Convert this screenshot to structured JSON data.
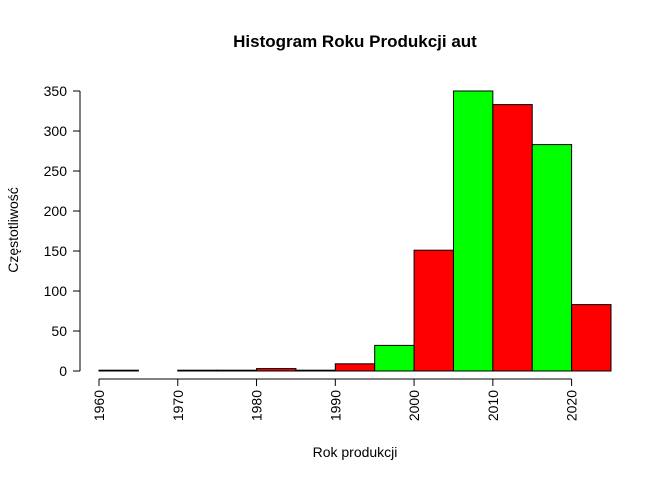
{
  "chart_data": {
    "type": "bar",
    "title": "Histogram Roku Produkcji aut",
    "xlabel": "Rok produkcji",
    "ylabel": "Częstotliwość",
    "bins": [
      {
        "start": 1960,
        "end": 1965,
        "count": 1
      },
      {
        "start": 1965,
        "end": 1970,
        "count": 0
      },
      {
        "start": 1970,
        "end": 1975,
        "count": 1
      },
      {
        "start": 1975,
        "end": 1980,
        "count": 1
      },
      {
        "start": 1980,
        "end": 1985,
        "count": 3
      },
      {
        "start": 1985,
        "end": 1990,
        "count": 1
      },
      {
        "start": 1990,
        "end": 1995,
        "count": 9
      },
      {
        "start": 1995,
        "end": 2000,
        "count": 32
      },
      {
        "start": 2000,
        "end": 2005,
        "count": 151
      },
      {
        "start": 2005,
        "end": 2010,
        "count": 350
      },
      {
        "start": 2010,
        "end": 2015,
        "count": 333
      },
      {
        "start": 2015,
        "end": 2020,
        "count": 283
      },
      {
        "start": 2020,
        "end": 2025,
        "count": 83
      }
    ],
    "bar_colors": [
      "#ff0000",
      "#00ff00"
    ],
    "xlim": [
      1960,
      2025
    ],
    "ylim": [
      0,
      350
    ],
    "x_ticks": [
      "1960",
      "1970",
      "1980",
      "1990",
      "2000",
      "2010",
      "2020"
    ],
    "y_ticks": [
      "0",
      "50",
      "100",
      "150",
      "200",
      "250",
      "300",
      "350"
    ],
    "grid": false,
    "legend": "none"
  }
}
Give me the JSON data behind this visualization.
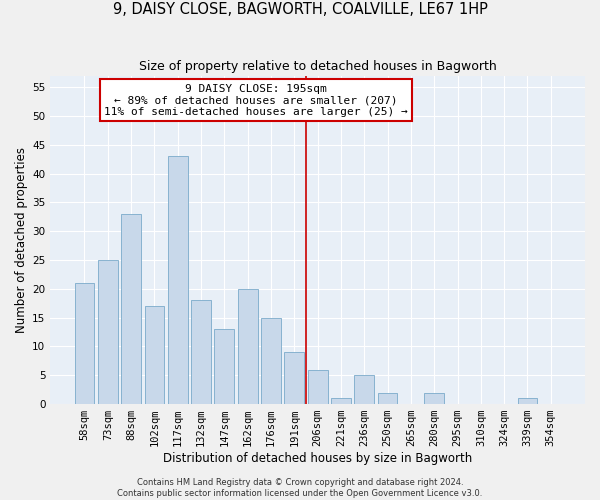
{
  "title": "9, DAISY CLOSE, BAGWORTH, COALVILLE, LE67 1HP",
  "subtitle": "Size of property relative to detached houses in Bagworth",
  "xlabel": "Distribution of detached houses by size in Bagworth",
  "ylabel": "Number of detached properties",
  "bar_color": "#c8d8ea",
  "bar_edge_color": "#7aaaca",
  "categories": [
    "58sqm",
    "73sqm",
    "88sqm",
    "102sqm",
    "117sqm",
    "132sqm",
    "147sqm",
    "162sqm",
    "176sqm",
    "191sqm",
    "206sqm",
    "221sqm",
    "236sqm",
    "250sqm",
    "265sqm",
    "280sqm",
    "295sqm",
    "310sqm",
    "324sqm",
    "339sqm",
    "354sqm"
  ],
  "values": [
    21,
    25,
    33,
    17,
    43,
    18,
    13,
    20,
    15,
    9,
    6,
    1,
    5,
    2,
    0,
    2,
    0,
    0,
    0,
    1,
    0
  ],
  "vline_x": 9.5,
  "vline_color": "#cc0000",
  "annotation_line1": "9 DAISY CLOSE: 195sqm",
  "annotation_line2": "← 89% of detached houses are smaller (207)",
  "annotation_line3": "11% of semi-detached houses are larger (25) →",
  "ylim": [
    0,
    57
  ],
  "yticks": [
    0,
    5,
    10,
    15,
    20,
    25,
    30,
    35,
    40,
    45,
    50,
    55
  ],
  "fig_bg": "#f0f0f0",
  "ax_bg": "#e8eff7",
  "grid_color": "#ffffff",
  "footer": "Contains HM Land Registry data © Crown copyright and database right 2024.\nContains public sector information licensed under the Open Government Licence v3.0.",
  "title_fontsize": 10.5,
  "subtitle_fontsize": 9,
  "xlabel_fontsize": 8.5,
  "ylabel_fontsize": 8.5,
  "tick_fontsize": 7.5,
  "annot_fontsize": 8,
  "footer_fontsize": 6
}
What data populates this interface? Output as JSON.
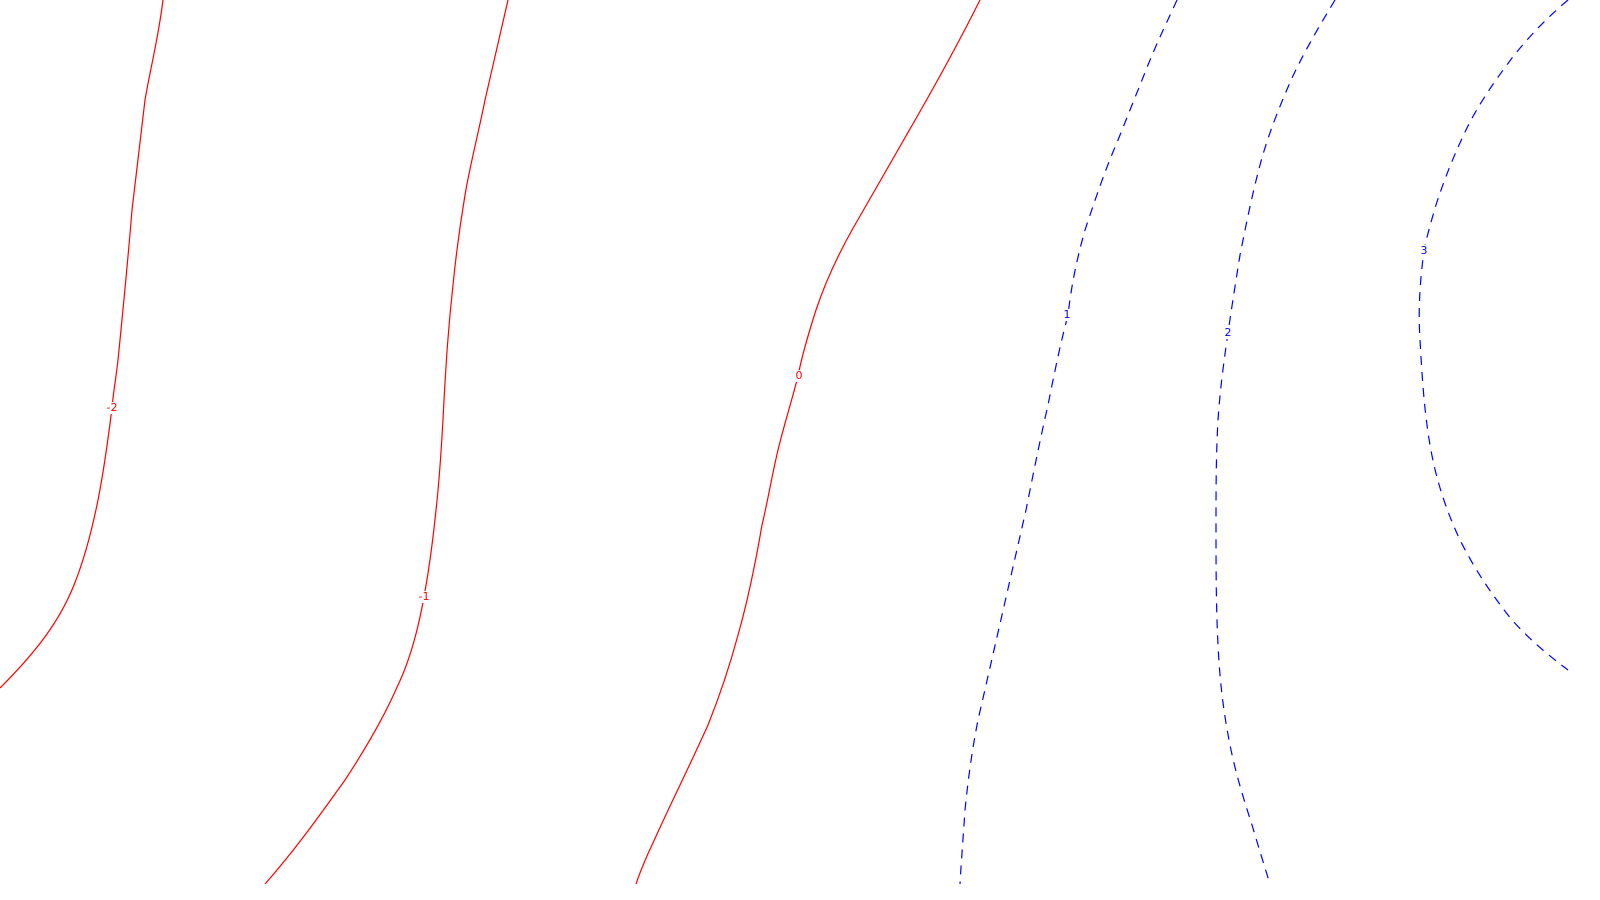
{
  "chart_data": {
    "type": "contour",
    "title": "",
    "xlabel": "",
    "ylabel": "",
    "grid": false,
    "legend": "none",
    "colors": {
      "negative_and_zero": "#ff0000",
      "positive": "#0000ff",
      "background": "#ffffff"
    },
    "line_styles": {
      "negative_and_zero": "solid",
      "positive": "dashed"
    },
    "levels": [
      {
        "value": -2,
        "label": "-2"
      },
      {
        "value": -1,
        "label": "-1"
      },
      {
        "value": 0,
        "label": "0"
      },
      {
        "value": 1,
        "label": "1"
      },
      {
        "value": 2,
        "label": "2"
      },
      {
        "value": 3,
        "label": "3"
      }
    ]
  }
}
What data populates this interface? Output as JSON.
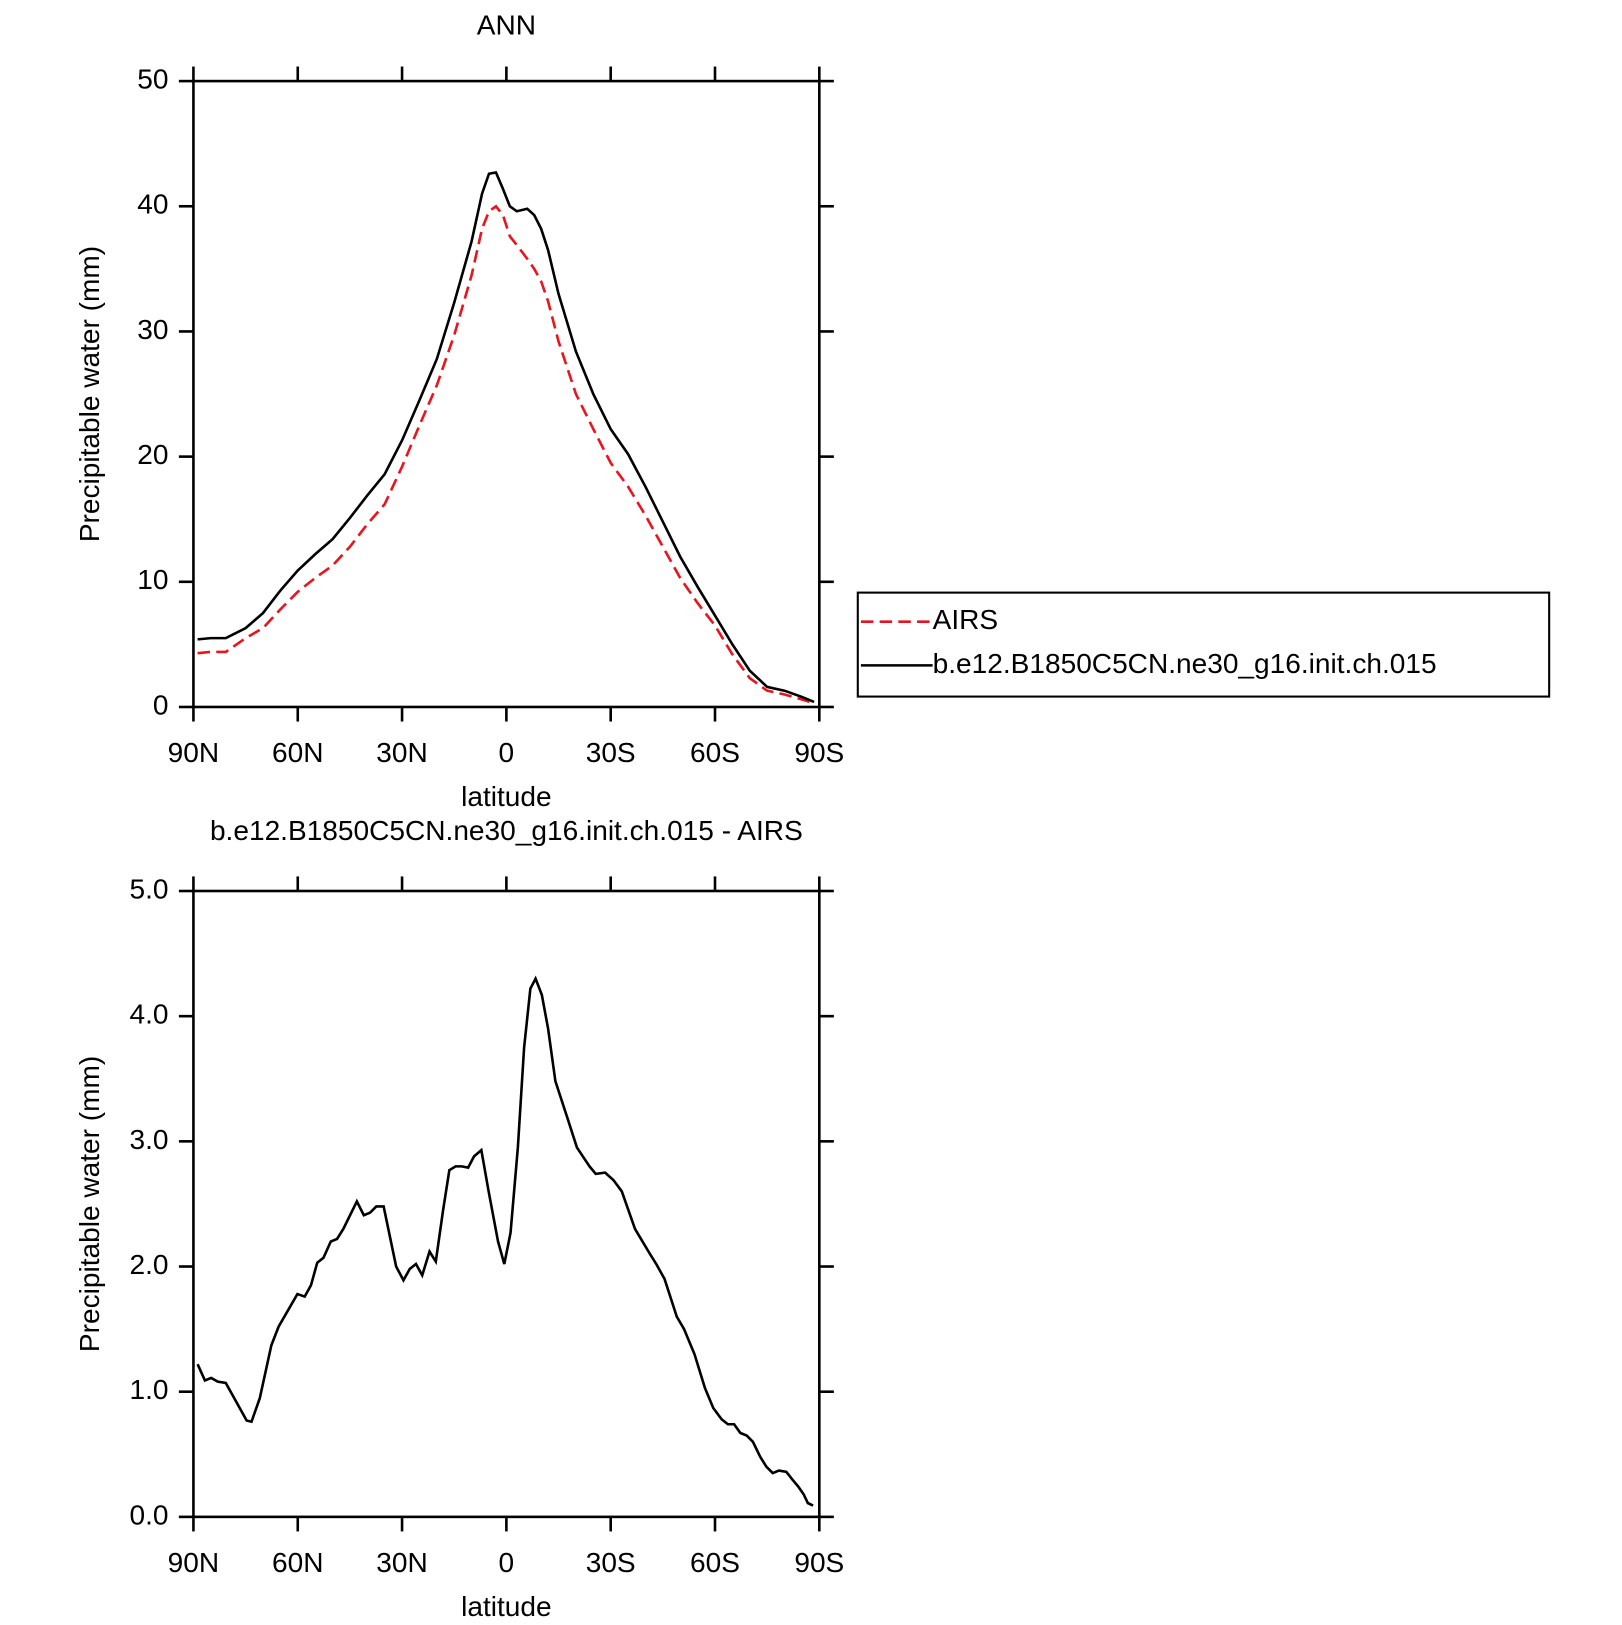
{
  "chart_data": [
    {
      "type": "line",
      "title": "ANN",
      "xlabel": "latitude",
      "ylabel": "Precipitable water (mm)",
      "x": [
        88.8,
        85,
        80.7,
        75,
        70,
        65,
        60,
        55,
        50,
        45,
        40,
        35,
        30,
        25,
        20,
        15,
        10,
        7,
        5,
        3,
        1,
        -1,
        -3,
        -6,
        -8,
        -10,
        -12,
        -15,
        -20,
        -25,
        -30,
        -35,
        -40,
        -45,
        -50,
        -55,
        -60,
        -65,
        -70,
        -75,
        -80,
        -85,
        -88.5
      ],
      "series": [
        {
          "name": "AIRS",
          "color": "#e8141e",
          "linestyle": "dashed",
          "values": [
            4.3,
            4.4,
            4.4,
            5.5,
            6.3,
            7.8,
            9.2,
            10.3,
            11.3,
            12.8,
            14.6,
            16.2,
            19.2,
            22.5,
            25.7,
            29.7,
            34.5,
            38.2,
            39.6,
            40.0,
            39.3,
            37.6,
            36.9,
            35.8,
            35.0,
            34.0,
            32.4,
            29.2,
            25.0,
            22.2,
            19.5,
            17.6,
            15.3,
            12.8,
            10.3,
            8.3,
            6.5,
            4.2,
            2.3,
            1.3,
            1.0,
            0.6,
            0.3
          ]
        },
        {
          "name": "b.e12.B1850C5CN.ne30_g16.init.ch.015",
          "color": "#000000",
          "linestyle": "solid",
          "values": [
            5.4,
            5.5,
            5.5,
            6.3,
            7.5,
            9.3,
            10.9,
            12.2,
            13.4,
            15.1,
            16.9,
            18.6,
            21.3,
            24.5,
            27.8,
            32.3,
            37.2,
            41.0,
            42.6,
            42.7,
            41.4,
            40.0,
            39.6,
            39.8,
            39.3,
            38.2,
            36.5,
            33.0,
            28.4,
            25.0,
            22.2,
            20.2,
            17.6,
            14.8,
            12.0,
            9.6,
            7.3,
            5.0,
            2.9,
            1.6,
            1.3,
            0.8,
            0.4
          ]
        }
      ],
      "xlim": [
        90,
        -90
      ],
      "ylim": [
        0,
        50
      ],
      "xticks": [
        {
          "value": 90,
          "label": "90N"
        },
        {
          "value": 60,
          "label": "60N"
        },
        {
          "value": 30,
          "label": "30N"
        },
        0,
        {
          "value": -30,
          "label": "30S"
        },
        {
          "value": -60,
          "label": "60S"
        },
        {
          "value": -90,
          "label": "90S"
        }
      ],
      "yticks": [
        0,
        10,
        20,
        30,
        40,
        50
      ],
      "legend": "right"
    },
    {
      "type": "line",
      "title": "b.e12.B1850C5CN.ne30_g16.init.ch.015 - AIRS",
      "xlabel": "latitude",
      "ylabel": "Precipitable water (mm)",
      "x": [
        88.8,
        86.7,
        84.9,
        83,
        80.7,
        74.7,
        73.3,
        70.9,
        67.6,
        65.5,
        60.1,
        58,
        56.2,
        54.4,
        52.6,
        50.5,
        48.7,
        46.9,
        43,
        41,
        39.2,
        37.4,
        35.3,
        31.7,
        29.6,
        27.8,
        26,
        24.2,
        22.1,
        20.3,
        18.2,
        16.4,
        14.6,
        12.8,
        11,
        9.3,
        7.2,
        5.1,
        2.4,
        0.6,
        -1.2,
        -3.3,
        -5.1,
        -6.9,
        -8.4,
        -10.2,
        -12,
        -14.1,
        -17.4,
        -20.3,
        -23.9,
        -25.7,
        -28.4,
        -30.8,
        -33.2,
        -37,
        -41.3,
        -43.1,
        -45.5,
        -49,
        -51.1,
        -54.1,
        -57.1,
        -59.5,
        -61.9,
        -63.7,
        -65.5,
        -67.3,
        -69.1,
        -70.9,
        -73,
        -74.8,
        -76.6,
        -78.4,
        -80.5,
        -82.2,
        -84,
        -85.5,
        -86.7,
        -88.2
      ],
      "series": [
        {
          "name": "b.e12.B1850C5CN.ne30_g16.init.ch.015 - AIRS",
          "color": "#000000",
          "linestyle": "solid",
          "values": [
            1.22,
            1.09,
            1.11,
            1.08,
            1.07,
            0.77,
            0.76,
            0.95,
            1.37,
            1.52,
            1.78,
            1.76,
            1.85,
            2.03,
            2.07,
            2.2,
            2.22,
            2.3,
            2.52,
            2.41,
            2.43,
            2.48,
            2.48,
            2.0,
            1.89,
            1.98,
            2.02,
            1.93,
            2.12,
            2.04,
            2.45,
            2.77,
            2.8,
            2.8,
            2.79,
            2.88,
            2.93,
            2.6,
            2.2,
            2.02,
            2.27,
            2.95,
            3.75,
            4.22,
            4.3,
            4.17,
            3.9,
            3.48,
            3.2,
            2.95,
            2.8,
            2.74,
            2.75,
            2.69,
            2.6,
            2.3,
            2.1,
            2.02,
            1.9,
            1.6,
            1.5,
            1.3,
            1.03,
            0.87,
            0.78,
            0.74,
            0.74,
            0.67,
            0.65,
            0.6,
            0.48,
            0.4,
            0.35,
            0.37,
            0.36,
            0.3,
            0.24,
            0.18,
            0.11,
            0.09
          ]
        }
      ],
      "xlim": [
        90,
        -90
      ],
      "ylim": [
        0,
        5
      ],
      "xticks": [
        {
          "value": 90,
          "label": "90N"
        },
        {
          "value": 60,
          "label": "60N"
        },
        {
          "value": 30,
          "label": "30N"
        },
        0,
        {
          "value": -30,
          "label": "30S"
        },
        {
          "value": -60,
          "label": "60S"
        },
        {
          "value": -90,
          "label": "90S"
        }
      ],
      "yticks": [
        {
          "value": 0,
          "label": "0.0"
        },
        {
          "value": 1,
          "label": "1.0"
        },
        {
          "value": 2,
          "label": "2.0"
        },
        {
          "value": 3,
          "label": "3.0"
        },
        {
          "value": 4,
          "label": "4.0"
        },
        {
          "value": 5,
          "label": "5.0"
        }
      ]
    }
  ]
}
..........
REQUEST: Using the listing above, state the number of lines that hold "detached", with no other text.

COMPLETE OUTPUT: 5